- **TASKS FOR THIS EXERCISE**:
A) Transcribe the eclipse post from "In the morning" up to and including "image found here.".
B) Answer these questions using the eclipse post:
(i) Where in Portsmouth are local readers invited to watch the solar eclipse?
(ii) At what time will the maximum obscuration occur in Manchester?
(iii) What percentage of the Sun will be covered at the maximum in Edinburgh?

- **TEXT EXTRACT**:
########
I wrote the below post for the excellent Manchester Girl Geeks who will be heading over to the Museum of Science and Industry in Manchester on Saturday 21st March for their eclipse event. If you’re local to Portsmouth, come along to Guildhall Square on 20th March to watch the solar eclipse with us, or check out our Stargazing Live event the following week.
In the morning on Friday 20th March 2015 a partial solar eclipse will be visible from the UK. In Manchester the eclipse will start at 08:26 and finish at 10:41 with the maximum obscuration at 09:32. At this point, 90% of the Sun will be covered up and will look something like the image found here.
The timings of the eclipse and how much of the Sun gets covered up will be slightly different depending on where you are in the country. Where I work in Portsmouth, the maximum will happen four minutes earlier and only 85% of the Sun will be covered up. Go north to Edinburgh and the maximum obscuration will be 93% at 09:35. Of course realistically it won’t really look different wherever you are in the UK. To see the total solar eclipse, with the Sun completely obscured by the Moon, you’ll need to go way north, to the Faroe Islands or Svalbard.
In this post we’re going to look at eclipses in more detail, including what an eclipse is, why they’re interesting, and, perhaps most importantly, how you can safely view March’s partial eclipse.
########
- **SUPPLIED RECORDS**:

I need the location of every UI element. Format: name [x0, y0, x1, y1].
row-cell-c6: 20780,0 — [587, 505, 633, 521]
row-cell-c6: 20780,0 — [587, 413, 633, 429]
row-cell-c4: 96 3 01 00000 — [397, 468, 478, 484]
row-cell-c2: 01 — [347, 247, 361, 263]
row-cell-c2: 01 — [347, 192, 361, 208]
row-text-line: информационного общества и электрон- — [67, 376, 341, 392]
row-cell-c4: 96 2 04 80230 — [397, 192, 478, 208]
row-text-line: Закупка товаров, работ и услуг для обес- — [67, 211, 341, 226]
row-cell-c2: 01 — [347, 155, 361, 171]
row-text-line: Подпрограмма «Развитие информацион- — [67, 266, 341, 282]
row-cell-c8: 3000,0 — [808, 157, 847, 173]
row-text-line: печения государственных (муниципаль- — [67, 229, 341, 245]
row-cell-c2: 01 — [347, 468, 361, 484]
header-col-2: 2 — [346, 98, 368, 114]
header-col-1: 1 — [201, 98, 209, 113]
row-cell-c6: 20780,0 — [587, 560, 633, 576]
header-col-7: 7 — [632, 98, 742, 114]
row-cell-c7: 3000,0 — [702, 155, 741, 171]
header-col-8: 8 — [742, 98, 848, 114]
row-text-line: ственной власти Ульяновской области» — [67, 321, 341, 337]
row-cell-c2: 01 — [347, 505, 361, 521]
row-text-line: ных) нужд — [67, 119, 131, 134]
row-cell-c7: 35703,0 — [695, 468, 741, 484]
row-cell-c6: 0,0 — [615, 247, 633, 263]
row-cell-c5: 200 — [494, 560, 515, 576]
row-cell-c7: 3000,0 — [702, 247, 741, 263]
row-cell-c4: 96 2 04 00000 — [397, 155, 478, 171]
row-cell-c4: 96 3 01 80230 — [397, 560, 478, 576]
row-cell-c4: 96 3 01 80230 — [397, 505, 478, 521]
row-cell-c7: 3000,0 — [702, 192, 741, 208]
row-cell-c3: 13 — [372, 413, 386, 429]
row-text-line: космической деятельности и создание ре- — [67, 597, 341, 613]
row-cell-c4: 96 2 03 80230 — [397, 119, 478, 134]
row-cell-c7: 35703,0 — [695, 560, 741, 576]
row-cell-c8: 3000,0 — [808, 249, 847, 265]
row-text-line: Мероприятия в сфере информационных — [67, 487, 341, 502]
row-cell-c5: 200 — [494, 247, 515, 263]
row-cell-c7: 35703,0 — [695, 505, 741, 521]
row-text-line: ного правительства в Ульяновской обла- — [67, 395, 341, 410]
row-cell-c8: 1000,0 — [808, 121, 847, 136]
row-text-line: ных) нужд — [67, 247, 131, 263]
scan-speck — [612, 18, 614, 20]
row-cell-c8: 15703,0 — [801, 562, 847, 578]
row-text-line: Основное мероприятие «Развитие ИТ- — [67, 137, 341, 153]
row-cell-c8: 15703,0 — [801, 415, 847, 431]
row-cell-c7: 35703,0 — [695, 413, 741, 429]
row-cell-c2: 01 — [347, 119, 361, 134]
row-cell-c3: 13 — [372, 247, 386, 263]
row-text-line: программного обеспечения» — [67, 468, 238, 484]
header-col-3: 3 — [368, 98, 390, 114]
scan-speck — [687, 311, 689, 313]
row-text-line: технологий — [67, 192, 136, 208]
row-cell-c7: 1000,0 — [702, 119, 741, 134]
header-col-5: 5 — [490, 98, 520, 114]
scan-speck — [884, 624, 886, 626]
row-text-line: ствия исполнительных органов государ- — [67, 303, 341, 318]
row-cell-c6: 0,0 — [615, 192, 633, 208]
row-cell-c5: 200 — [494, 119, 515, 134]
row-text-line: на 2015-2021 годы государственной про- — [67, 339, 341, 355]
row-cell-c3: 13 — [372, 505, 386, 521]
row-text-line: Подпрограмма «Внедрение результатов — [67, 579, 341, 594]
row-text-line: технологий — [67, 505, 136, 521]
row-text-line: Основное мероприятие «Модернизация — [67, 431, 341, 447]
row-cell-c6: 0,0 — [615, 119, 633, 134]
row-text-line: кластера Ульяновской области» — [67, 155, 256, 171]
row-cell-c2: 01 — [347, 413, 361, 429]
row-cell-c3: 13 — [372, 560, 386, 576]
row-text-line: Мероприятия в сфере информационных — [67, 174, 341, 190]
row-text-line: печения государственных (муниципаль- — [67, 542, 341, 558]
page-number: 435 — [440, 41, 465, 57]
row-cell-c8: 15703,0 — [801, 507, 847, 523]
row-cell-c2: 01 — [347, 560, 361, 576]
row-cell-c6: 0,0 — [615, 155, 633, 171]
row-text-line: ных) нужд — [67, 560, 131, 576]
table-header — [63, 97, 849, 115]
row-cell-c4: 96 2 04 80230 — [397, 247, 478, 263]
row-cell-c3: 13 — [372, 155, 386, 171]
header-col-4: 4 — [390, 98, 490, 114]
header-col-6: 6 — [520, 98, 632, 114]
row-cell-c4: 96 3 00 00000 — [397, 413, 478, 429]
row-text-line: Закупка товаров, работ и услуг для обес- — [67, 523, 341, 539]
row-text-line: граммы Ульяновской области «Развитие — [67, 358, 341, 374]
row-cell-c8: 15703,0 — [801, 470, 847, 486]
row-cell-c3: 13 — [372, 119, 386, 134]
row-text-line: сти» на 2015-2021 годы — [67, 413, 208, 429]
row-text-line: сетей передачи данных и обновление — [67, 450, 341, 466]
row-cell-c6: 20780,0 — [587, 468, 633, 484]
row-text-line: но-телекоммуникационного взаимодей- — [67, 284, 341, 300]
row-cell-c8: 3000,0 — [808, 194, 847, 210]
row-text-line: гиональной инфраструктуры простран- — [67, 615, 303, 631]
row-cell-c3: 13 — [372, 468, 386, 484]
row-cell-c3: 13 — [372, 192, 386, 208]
########
- **SOLUTIONS**:
A)
In the morning on Friday 20th March 2015 a partial solar eclipse will be visible from the UK. In Manchester the eclipse will start at 08:26 and finish at 10:41 with the maximum obscuration at 09:32. At this point, 90% of the Sun will be covered up and will look something like the image found here.

B)
(i) Guildhall Square
(ii) 09:32
(iii) 93%